Beneath this sentence is a listing. Return its lines from the one containing "Decode this image" through the last, exactly, and omit the pictures.

>> start Data rows

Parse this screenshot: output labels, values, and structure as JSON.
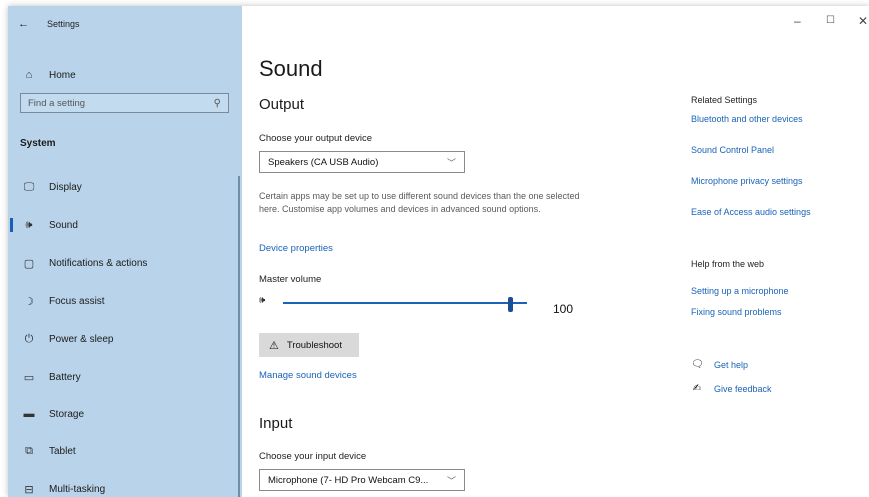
{
  "window": {
    "title": "Settings",
    "back_icon": "back-arrow-icon",
    "controls": {
      "minimize": "–",
      "maximize": "☐",
      "close": "✕"
    }
  },
  "sidebar": {
    "home_label": "Home",
    "search_placeholder": "Find a setting",
    "section_title": "System",
    "items": [
      {
        "label": "Display",
        "icon": "display-icon",
        "glyph": "🖵"
      },
      {
        "label": "Sound",
        "icon": "speaker-icon",
        "glyph": "🕪",
        "active": true
      },
      {
        "label": "Notifications & actions",
        "icon": "notification-icon",
        "glyph": "▢"
      },
      {
        "label": "Focus assist",
        "icon": "moon-icon",
        "glyph": "☽"
      },
      {
        "label": "Power & sleep",
        "icon": "power-icon",
        "glyph": "⏻"
      },
      {
        "label": "Battery",
        "icon": "battery-icon",
        "glyph": "▭"
      },
      {
        "label": "Storage",
        "icon": "storage-icon",
        "glyph": "▬"
      },
      {
        "label": "Tablet",
        "icon": "tablet-icon",
        "glyph": "⧉"
      },
      {
        "label": "Multi-tasking",
        "icon": "multitasking-icon",
        "glyph": "⊟"
      }
    ]
  },
  "main": {
    "title": "Sound",
    "output": {
      "heading": "Output",
      "choose_label": "Choose your output device",
      "device": "Speakers (CA USB Audio)",
      "description": "Certain apps may be set up to use different sound devices than the one selected here. Customise app volumes and devices in advanced sound options.",
      "device_properties": "Device properties",
      "master_volume_label": "Master volume",
      "volume": 100,
      "volume_text": "100",
      "troubleshoot": "Troubleshoot",
      "manage_devices": "Manage sound devices"
    },
    "input": {
      "heading": "Input",
      "choose_label": "Choose your input device",
      "device": "Microphone (7- HD Pro Webcam C9..."
    }
  },
  "related": {
    "heading": "Related Settings",
    "links": [
      "Bluetooth and other devices",
      "Sound Control Panel",
      "Microphone privacy settings",
      "Ease of Access audio settings"
    ],
    "help_heading": "Help from the web",
    "help_links": [
      "Setting up a microphone",
      "Fixing sound problems"
    ],
    "get_help": "Get help",
    "give_feedback": "Give feedback"
  },
  "colors": {
    "sidebar_bg": "#b9d4ea",
    "accent": "#1a63b8"
  }
}
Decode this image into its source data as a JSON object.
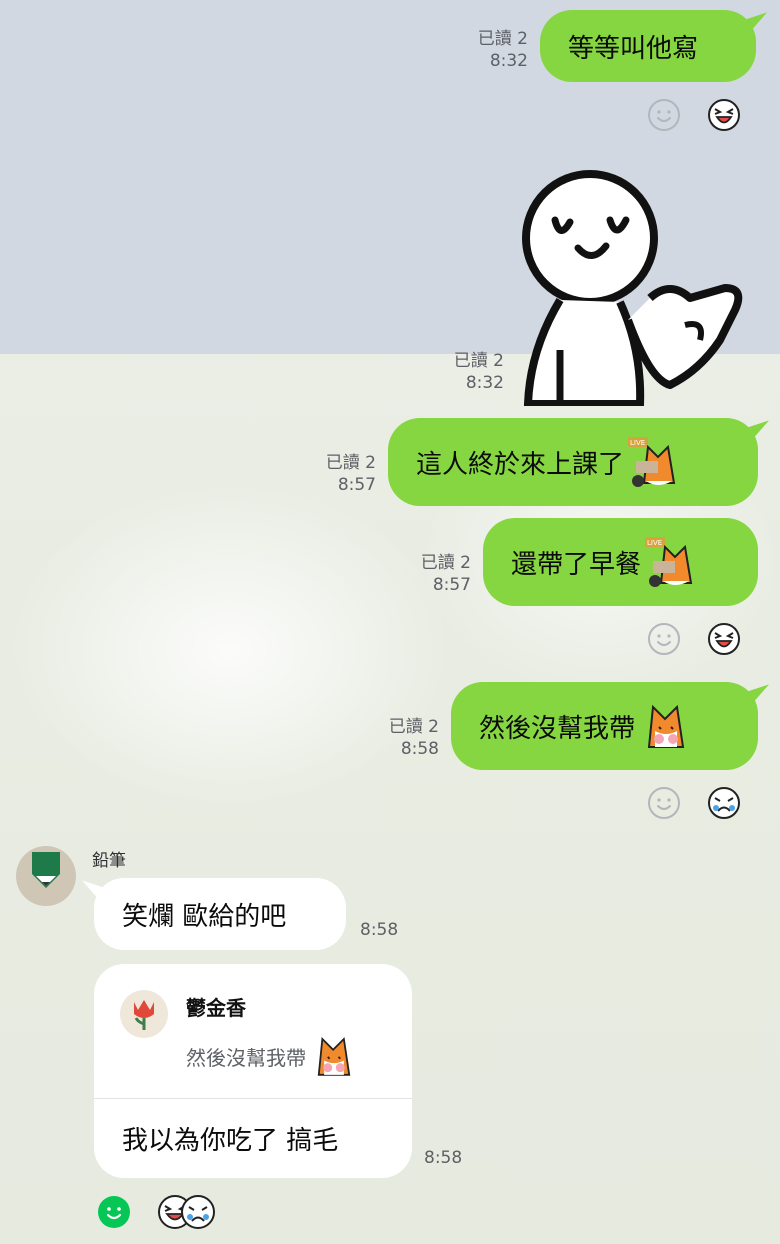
{
  "messages": [
    {
      "text": "等等叫他寫",
      "read": "已讀 2",
      "time": "8:32"
    },
    {
      "read": "已讀 2",
      "time": "8:32",
      "sticker": "stick-figure-pointing"
    },
    {
      "text": "這人終於來上課了",
      "read": "已讀 2",
      "time": "8:57",
      "emoji": "fox-live-emoji"
    },
    {
      "text": "還帶了早餐",
      "read": "已讀 2",
      "time": "8:57",
      "emoji": "fox-live-emoji"
    },
    {
      "text": "然後沒幫我帶",
      "read": "已讀 2",
      "time": "8:58",
      "emoji": "fox-crying-emoji"
    }
  ],
  "incoming": {
    "sender": "鉛筆",
    "msg1": {
      "text": "笑爛 歐給的吧",
      "time": "8:58"
    },
    "reply": {
      "quoted_name": "鬱金香",
      "quoted_text": "然後沒幫我帶",
      "text": "我以為你吃了 搞毛",
      "time": "8:58"
    }
  },
  "colors": {
    "outgoing_bubble": "#85d640",
    "incoming_bubble": "#ffffff",
    "top_band": "#d1d8e2",
    "reaction_selected": "#06c755"
  },
  "icons": {
    "reaction_add": "smile-outline-icon",
    "reaction_laugh": "laughing-face-icon",
    "reaction_cry": "crying-face-icon"
  }
}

>> end Data rows

**Task solution**:
Decode this image into its source data as a JSON object.
{
  "messages": [
    {
      "text": "等等叫他寫",
      "read": "已讀 2",
      "time": "8:32"
    },
    {
      "read": "已讀 2",
      "time": "8:32",
      "sticker": "stick-figure-pointing"
    },
    {
      "text": "這人終於來上課了",
      "read": "已讀 2",
      "time": "8:57",
      "emoji": "fox-live-emoji"
    },
    {
      "text": "還帶了早餐",
      "read": "已讀 2",
      "time": "8:57",
      "emoji": "fox-live-emoji"
    },
    {
      "text": "然後沒幫我帶",
      "read": "已讀 2",
      "time": "8:58",
      "emoji": "fox-crying-emoji"
    }
  ],
  "incoming": {
    "sender": "鉛筆",
    "msg1": {
      "text": "笑爛 歐給的吧",
      "time": "8:58"
    },
    "reply": {
      "quoted_name": "鬱金香",
      "quoted_text": "然後沒幫我帶",
      "text": "我以為你吃了 搞毛",
      "time": "8:58"
    }
  },
  "colors": {
    "outgoing_bubble": "#85d640",
    "incoming_bubble": "#ffffff",
    "top_band": "#d1d8e2",
    "reaction_selected": "#06c755"
  },
  "icons": {
    "reaction_add": "smile-outline-icon",
    "reaction_laugh": "laughing-face-icon",
    "reaction_cry": "crying-face-icon"
  }
}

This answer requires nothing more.